### Required work
Would you restate all the data that follows, word for word?

------------------------

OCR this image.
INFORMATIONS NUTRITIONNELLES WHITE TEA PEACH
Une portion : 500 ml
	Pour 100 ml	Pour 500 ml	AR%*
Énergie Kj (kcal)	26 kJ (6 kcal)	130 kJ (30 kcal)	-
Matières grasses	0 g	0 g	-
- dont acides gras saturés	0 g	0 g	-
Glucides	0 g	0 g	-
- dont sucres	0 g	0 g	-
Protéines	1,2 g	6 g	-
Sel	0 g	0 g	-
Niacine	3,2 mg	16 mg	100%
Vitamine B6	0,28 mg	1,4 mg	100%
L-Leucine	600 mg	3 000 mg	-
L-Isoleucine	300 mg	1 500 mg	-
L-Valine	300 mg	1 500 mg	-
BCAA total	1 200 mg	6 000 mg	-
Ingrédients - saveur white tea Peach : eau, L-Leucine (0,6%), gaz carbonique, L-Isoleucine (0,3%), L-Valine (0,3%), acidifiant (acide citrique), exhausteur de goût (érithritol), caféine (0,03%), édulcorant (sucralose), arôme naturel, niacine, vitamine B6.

------------------------

### Task output
OCR this image.
INFORMATIONS NUTRITIONNELLES WHITE TEA PEACH
Une portion : 500 ml
	Pour 100 ml	Pour 500 ml	AR%*
Énergie Kj (kcal)	26 kJ (6 kcal)	130 kJ (30 kcal)	-
Matières grasses	0 g	0 g	-
- dont acides gras saturés	0 g	0 g	-
Glucides	0 g	0 g	-
- dont sucres	0 g	0 g	-
Protéines	1,2 g	6 g	-
Sel	0 g	0 g	-
Niacine	3,2 mg	16 mg	100%
Vitamine B6	0,28 mg	1,4 mg	100%
L-Leucine	600 mg	3 000 mg	-
L-Isoleucine	300 mg	1 500 mg	-
L-Valine	300 mg	1 500 mg	-
BCAA total	1 200 mg	6 000 mg	-
Ingrédients - saveur white tea Peach : eau, L-Leucine (0,6%), gaz carbonique, L-Isoleucine (0,3%), L-Valine (0,3%), acidifiant (acide citrique), exhausteur de goût (érithritol), caféine (0,03%), édulcorant (sucralose), arôme naturel, niacine, vitamine B6.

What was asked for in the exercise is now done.